TASK: Arrange the item lines below as a Markdown table with the columns "Row" and "Entry", covering only everything from the line containing "y-axis-label-subscript: 0 (29, 372, 54, 383)" down to the line containing "coulomb-label-denominator: r (488, 233, 502, 270)". Include both of those lines and leave out any blank lines.

Excerpts from a layout annotation set:

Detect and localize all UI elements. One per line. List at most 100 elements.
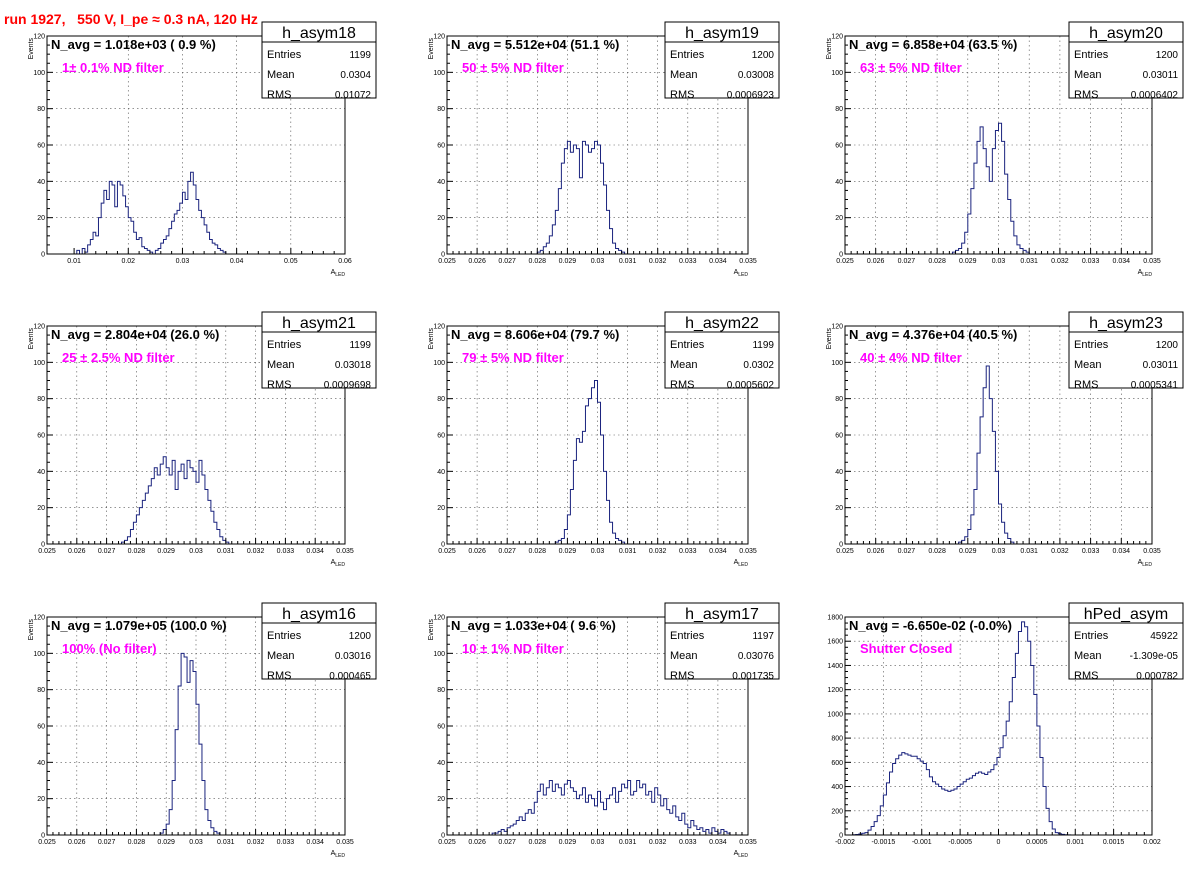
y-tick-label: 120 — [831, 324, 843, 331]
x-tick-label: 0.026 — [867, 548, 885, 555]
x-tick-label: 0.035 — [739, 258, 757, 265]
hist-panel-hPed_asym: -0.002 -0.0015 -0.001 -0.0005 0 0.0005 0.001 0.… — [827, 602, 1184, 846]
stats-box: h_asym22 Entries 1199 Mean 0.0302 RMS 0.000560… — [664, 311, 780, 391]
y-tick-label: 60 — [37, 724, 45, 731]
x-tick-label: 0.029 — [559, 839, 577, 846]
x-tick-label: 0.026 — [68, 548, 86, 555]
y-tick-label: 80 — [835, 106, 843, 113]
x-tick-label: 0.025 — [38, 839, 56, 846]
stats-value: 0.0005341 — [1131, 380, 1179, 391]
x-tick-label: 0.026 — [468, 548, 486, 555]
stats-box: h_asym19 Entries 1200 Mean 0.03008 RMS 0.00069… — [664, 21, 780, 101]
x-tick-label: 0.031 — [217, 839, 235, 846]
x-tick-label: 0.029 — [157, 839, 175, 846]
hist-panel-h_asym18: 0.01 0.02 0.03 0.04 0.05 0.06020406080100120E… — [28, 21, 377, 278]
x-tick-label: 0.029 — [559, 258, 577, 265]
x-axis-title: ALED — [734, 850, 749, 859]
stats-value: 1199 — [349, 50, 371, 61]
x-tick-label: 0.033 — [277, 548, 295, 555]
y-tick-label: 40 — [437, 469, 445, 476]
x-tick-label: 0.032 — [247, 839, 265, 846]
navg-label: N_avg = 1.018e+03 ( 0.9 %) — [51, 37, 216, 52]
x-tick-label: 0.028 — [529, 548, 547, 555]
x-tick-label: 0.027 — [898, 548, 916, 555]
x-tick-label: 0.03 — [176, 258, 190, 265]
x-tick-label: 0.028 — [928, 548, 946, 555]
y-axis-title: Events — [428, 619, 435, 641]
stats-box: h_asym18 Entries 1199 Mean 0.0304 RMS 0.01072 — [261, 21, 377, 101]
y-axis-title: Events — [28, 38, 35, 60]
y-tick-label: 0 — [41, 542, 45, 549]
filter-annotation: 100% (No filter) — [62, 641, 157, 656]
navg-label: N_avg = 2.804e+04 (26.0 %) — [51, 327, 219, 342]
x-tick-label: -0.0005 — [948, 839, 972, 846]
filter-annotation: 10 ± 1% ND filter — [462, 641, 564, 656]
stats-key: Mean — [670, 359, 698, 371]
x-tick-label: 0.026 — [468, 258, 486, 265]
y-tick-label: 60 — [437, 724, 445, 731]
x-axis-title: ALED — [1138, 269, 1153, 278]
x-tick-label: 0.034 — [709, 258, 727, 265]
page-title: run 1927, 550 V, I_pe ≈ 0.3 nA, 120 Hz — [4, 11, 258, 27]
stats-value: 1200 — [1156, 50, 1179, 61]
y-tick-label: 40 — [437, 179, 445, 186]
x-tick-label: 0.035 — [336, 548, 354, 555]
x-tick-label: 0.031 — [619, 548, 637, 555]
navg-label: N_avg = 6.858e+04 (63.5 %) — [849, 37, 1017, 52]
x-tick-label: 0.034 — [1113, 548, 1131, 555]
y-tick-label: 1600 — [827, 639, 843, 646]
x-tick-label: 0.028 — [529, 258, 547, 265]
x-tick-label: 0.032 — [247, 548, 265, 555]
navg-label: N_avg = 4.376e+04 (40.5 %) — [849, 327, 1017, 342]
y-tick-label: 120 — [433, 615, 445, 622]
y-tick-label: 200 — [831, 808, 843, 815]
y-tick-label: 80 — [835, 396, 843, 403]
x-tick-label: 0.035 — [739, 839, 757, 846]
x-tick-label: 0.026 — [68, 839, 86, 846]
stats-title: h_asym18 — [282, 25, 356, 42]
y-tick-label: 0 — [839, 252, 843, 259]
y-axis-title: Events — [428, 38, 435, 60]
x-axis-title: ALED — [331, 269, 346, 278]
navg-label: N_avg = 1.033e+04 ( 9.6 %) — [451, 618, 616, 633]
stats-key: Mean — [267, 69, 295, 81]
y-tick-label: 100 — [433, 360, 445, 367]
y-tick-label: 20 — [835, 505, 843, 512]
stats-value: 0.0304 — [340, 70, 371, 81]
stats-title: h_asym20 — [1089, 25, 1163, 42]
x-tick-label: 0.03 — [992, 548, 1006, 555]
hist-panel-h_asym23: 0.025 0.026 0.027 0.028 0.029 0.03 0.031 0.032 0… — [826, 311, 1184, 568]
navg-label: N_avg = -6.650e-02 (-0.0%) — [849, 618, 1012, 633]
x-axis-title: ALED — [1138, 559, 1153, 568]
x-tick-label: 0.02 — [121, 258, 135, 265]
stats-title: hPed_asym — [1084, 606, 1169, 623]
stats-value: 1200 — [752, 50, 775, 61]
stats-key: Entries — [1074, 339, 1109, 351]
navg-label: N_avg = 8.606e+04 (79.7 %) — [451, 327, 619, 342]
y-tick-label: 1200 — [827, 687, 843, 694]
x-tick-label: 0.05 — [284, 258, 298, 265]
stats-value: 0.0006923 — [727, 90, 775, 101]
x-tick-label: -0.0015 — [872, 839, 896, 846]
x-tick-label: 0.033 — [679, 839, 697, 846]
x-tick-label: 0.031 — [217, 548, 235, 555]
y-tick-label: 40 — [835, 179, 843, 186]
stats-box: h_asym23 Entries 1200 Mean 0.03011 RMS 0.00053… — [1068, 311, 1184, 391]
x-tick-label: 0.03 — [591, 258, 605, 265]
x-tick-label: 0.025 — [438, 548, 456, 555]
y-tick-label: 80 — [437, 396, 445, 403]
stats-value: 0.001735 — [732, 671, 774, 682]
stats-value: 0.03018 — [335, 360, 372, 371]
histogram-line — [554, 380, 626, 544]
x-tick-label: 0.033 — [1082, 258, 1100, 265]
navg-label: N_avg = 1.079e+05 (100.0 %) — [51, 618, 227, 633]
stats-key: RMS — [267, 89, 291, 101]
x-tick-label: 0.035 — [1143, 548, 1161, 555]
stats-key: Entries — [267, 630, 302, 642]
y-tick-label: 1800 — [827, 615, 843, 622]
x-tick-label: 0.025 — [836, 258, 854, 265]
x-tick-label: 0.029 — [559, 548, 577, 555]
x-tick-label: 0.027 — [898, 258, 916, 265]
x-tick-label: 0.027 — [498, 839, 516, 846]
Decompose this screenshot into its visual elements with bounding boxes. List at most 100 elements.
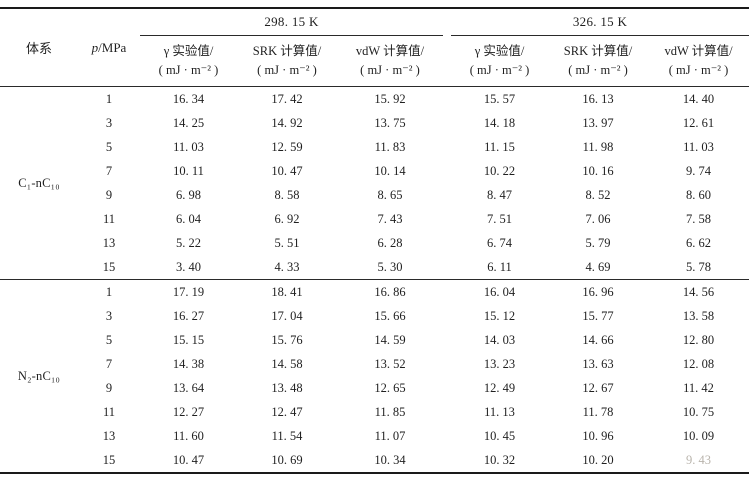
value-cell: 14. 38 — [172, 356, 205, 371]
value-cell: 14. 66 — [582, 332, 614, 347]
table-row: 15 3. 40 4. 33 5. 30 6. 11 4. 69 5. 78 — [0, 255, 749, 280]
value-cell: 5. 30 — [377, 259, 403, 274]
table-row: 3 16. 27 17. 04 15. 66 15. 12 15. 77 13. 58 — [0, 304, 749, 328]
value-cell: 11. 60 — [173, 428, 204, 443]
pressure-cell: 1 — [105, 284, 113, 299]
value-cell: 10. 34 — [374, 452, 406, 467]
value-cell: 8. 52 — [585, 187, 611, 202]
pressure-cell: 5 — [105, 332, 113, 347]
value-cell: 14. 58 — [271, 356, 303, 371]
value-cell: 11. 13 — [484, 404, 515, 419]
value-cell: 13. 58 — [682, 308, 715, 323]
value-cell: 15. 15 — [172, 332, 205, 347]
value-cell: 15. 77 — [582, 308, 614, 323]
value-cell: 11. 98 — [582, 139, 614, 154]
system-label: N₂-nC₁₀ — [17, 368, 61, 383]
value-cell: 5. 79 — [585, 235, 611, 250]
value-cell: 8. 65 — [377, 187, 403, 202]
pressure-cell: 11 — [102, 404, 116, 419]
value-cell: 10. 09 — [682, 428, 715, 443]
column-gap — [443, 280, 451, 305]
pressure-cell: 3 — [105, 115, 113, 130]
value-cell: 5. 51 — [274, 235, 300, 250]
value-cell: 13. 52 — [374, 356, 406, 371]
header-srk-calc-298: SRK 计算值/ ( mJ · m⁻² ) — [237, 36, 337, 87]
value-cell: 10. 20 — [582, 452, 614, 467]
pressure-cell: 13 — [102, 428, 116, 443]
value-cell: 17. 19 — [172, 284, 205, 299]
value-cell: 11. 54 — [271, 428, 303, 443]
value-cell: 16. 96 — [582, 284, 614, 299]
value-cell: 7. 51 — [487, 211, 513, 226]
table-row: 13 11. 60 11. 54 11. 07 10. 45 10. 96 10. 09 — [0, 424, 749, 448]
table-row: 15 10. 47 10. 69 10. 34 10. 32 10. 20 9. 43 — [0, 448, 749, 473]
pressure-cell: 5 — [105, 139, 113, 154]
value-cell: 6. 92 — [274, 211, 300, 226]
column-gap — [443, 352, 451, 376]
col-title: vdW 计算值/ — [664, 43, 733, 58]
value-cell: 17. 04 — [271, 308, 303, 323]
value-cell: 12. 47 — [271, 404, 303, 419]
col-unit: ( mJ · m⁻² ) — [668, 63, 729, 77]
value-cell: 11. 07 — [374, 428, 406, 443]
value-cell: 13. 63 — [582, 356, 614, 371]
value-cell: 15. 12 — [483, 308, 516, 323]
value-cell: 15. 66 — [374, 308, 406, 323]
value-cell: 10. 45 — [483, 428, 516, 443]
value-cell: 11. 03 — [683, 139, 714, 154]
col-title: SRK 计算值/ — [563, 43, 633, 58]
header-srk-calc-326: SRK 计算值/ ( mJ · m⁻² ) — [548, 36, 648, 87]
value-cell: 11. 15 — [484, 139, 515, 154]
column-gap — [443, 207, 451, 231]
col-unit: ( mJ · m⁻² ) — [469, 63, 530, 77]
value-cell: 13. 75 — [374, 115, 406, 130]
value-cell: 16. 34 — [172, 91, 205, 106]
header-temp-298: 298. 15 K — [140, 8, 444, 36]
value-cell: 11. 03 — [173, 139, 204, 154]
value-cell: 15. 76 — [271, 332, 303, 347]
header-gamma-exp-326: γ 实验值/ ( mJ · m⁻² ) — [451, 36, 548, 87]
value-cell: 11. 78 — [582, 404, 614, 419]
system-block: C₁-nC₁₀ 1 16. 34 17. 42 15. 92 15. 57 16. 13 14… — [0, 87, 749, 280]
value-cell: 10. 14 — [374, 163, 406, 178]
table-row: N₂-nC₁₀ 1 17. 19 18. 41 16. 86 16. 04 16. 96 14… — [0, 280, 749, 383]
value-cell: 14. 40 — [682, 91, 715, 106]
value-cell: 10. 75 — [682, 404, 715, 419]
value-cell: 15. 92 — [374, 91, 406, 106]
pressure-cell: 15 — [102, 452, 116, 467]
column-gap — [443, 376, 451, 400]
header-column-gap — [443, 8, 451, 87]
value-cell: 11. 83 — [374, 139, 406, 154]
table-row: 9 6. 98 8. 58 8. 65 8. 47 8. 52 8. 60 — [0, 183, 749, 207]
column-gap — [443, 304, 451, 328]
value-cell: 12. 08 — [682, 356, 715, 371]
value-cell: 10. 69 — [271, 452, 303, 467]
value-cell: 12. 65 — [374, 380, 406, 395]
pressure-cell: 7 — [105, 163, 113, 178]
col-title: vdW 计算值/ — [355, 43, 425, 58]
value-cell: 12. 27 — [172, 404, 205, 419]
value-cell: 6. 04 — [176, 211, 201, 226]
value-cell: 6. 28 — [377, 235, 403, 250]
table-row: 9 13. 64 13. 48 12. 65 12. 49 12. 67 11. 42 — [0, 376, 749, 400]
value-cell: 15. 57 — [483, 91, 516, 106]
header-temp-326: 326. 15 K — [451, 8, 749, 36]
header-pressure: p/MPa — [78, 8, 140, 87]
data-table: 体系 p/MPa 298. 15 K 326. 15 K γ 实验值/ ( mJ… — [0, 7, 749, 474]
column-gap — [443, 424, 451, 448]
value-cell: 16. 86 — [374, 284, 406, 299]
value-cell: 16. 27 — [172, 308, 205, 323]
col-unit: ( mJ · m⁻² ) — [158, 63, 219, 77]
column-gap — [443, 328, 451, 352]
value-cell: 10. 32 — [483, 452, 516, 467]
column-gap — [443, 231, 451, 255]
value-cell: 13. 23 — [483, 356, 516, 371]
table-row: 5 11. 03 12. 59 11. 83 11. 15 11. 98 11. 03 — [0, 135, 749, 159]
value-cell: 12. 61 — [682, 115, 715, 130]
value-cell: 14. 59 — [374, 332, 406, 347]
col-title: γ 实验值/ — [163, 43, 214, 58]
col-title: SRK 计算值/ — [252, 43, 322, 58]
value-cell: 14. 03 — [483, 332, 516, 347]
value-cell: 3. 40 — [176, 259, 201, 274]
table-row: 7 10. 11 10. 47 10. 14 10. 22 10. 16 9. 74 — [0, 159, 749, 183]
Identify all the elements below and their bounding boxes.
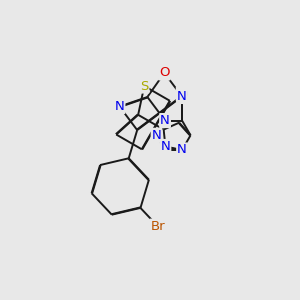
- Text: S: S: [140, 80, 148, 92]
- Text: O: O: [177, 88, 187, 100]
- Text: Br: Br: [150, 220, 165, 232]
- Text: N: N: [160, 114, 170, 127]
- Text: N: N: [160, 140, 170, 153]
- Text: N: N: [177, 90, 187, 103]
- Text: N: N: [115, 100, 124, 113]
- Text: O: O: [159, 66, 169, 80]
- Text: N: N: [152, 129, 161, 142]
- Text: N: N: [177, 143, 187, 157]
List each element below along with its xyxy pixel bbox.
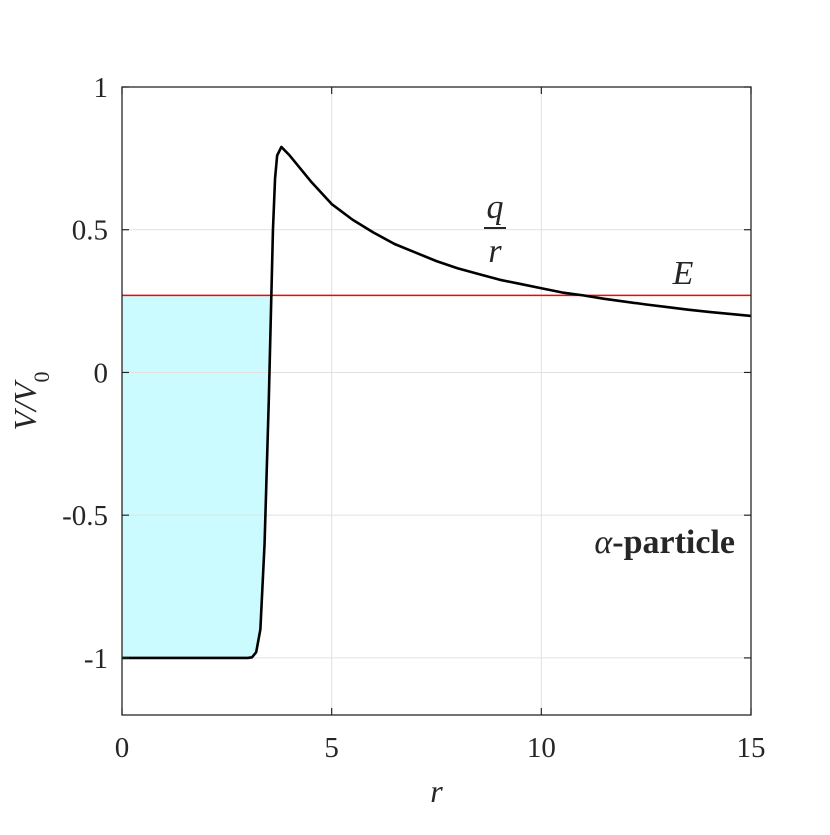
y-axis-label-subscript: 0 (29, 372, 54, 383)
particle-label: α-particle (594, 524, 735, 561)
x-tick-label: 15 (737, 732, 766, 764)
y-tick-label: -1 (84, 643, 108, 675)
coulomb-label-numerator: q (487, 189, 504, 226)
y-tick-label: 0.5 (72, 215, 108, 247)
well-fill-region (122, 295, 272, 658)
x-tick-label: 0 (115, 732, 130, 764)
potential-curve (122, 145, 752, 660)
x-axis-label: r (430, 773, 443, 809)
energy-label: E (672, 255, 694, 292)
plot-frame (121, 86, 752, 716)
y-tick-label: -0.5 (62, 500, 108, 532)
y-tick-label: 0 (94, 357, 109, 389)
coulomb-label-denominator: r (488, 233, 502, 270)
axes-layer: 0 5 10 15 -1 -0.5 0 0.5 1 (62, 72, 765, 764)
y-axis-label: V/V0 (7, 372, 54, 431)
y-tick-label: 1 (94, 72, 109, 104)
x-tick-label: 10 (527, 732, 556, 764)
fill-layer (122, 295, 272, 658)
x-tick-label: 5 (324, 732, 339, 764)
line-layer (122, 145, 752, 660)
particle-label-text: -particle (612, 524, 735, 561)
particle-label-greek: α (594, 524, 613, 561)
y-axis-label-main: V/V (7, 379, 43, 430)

SOLVED EXERCISE:
| Row | Entry |
|---|---|
| 1 | y-axis-label-subscript: 0 (29, 372, 54, 383) |
| 2 | particle-label: α-particle (594, 524, 735, 561) |
| 3 | x-tick-label: 15 (737, 732, 766, 764) |
| 4 | y-tick-label: -1 (84, 643, 108, 675) |
| 5 | coulomb-label-numerator: q (487, 189, 504, 226) |
| 6 | y-tick-label: 0.5 (72, 215, 108, 247) |
| 7 | well-fill-region (122, 295, 272, 658) |
| 8 | x-tick-label: 0 (115, 732, 130, 764) |
| 9 | potential-curve (122, 145, 752, 660) |
| 10 | x-axis-label: r (430, 773, 443, 809) |
| 11 | energy-label: E (672, 255, 694, 292) |
| 12 | plot-frame (121, 86, 752, 716) |
| 13 | y-tick-label: -0.5 (62, 500, 108, 532) |
| 14 | y-tick-label: 0 (94, 357, 109, 389) |
| 15 | coulomb-label-denominator: r (488, 233, 502, 270) |